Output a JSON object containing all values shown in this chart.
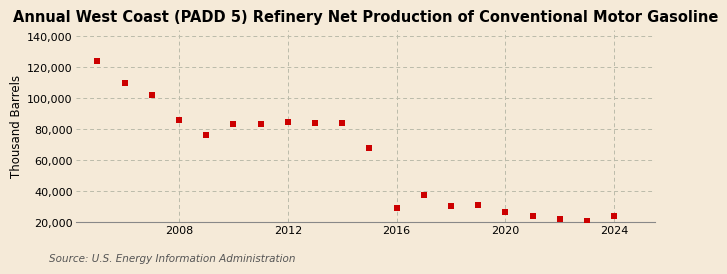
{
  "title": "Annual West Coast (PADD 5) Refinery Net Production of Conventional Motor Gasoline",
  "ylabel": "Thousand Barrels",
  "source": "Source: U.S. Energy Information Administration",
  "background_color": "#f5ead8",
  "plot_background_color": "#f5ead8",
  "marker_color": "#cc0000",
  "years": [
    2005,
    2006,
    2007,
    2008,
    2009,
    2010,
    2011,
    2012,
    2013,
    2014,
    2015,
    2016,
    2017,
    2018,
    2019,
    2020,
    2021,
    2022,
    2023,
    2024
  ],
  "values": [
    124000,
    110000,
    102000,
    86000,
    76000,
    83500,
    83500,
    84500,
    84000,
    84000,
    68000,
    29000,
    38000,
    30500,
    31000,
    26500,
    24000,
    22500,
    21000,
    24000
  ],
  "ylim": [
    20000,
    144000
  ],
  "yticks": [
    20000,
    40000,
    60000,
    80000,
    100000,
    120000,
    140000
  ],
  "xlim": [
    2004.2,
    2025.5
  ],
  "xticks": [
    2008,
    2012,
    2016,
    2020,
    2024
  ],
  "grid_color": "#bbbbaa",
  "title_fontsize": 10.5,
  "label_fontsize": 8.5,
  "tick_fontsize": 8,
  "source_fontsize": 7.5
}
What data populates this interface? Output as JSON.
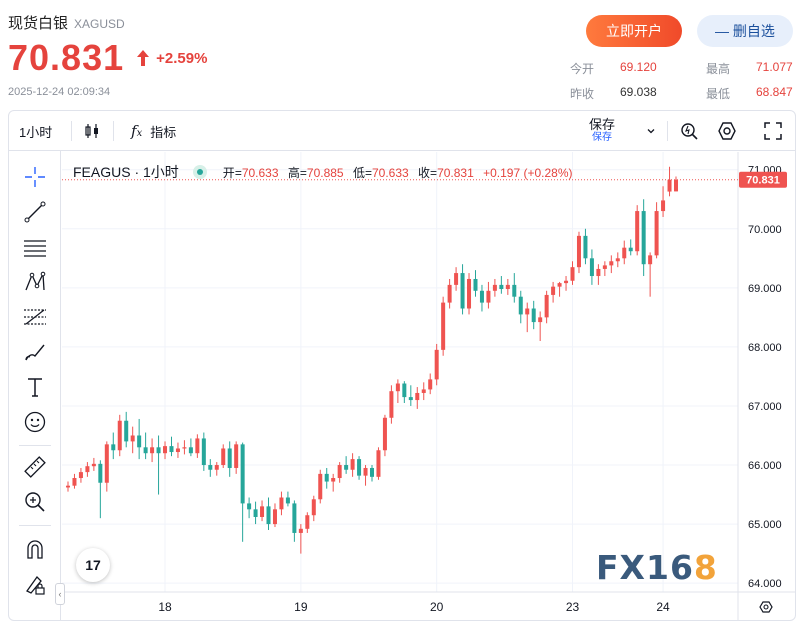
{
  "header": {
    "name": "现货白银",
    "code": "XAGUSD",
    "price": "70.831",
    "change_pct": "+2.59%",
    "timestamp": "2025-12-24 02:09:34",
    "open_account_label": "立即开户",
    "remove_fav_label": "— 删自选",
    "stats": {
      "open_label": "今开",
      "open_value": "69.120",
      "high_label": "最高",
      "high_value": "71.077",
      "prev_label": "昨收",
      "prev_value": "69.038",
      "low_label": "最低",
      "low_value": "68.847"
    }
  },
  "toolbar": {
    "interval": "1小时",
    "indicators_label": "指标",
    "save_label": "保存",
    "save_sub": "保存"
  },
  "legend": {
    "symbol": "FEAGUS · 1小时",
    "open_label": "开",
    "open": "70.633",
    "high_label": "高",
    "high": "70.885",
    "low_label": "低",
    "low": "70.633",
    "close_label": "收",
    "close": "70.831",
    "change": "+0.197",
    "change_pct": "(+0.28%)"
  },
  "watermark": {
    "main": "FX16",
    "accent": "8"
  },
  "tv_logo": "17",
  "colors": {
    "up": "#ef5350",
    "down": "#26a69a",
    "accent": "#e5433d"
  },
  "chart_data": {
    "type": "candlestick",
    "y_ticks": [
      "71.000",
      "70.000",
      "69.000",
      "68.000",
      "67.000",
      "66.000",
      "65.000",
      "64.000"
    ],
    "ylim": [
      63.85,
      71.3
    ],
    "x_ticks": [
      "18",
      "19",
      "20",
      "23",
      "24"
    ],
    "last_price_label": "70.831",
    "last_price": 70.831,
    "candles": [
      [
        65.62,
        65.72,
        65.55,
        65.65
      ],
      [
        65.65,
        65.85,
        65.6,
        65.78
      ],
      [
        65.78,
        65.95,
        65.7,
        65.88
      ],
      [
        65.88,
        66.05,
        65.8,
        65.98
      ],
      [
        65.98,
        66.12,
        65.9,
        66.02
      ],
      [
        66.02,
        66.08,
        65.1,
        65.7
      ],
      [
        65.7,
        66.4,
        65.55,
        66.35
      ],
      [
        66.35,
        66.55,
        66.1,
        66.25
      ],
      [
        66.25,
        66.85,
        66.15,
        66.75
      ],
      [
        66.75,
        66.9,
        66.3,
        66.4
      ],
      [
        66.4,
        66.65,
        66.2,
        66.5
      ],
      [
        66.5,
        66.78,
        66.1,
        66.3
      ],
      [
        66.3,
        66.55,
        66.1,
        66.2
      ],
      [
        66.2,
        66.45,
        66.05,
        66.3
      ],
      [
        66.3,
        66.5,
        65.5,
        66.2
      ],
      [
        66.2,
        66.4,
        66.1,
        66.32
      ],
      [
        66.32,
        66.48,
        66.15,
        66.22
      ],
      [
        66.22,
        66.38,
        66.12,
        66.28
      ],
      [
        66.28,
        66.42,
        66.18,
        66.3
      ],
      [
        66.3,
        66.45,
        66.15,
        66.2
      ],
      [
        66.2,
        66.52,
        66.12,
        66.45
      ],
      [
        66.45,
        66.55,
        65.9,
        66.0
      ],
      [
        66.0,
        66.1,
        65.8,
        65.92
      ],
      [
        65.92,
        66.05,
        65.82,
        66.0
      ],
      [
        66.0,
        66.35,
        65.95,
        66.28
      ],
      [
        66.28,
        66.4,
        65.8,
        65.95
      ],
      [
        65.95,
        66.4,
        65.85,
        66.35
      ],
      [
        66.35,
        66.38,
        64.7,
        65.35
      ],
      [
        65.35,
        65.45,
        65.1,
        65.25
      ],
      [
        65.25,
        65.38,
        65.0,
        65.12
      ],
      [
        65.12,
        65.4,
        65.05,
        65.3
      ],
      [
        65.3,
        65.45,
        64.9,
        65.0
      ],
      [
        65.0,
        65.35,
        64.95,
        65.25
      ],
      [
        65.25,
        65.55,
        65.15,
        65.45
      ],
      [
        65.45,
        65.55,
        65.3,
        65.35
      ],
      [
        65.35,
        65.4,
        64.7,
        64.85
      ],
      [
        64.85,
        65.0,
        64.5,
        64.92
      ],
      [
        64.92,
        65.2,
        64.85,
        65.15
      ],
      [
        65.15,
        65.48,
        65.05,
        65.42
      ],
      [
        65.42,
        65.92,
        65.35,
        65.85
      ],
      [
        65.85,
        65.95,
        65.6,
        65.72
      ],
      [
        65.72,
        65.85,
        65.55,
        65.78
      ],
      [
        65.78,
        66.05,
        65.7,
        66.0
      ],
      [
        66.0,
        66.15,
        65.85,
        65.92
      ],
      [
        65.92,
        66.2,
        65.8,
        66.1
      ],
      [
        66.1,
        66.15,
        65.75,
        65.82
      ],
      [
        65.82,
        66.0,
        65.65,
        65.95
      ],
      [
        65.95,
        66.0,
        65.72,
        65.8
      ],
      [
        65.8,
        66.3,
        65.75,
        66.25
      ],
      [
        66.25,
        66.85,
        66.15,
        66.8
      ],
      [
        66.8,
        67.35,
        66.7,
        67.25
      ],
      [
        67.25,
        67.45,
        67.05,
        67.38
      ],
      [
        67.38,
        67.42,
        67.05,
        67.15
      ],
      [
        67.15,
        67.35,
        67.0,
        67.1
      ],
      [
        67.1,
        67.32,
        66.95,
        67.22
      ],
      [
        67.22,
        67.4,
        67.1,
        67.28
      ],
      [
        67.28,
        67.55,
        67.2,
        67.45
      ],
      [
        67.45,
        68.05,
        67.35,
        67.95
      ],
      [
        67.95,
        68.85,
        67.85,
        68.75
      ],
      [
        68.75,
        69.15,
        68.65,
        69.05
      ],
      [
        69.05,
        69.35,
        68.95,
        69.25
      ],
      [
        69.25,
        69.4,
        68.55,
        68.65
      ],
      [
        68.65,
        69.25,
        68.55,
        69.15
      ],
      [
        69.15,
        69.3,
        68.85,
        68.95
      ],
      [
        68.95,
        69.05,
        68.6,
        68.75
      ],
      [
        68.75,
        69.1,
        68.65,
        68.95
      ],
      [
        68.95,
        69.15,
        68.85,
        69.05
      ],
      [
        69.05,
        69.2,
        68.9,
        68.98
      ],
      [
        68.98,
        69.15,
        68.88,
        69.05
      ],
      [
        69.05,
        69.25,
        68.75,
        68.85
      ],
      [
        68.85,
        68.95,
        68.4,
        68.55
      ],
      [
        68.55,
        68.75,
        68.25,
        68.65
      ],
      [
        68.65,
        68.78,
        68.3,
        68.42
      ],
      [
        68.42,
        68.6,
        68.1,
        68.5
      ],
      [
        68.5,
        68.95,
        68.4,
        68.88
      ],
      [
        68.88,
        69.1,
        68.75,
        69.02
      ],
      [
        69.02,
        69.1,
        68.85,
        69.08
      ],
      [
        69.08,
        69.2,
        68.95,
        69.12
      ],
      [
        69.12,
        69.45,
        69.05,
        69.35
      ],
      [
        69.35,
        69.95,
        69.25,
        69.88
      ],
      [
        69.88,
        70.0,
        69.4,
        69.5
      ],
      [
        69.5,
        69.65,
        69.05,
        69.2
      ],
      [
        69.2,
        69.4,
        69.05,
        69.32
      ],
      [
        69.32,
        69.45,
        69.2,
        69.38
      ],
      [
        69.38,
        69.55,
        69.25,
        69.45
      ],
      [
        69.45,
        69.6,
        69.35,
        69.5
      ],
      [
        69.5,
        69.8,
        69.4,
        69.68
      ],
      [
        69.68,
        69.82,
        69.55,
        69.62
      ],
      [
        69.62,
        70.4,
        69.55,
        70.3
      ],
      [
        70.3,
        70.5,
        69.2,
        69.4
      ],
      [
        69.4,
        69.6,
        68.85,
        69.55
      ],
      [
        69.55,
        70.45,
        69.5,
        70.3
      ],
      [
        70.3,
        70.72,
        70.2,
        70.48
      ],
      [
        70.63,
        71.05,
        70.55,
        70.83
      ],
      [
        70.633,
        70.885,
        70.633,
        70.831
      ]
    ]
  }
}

--*--

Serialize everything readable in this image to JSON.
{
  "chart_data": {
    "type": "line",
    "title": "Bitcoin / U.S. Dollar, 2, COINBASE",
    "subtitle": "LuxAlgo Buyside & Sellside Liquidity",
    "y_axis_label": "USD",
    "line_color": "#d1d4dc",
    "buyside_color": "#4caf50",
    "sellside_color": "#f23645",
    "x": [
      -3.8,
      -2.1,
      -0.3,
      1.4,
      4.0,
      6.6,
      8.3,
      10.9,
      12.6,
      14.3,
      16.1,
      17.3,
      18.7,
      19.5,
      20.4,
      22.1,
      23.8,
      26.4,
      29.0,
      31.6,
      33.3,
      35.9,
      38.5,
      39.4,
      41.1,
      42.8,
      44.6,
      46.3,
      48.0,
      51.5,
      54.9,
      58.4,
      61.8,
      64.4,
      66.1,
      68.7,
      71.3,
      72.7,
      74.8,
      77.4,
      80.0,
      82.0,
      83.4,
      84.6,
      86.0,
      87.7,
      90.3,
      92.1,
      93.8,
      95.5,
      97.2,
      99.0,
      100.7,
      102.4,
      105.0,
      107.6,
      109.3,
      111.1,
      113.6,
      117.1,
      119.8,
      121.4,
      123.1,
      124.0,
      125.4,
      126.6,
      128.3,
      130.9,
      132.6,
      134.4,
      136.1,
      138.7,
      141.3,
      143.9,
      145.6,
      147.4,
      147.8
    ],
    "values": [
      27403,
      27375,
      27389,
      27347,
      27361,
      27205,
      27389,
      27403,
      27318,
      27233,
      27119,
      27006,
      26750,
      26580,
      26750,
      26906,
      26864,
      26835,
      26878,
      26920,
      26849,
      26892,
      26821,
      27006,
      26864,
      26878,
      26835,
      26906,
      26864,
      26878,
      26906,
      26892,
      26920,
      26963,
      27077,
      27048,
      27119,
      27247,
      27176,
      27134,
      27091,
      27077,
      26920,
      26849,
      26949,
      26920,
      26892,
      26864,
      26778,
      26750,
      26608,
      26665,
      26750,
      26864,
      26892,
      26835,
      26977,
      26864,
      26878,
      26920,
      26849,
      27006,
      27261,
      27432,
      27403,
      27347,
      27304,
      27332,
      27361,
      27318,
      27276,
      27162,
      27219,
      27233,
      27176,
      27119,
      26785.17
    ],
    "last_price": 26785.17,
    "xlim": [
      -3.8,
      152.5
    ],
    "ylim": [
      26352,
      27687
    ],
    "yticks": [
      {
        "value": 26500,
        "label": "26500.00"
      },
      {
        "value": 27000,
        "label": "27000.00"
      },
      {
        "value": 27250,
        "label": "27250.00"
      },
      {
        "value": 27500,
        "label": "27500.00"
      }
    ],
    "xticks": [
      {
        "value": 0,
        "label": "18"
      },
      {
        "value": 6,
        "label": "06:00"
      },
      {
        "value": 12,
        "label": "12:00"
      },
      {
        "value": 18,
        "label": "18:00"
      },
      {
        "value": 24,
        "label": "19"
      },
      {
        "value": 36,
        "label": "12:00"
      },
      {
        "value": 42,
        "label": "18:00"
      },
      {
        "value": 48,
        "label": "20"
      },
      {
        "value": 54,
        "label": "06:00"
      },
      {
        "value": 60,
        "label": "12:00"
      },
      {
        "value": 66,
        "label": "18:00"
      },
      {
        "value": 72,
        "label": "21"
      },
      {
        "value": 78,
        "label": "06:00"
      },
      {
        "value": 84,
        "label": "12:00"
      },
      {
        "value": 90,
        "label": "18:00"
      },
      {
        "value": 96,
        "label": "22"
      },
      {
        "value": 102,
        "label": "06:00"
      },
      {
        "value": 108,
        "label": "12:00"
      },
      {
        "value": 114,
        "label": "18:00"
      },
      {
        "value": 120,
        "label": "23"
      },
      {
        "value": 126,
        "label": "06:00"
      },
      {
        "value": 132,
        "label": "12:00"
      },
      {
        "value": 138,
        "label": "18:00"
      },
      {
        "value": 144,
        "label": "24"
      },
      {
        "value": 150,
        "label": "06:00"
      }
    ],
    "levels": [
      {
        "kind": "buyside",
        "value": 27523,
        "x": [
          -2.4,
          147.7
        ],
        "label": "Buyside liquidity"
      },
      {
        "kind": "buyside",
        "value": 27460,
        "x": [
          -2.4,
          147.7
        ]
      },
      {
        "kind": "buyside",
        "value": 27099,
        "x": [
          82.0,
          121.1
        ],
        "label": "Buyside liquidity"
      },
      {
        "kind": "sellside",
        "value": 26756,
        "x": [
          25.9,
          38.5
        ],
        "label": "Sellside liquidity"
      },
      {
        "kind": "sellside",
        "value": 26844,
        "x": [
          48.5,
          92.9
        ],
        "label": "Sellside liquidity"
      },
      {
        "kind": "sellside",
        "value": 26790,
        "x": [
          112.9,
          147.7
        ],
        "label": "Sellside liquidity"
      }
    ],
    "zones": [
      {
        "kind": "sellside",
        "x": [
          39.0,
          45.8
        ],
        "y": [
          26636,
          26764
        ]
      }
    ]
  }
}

--*--

▶ SHORT PROBLEM
Find every line above that contains the word "JSON", and return each one.

▶ RESULT OF THE TASK
Output a JSON object containing all values shown in this chart.
What data populates this interface? Output as JSON.
Serialize everything readable in this image to JSON.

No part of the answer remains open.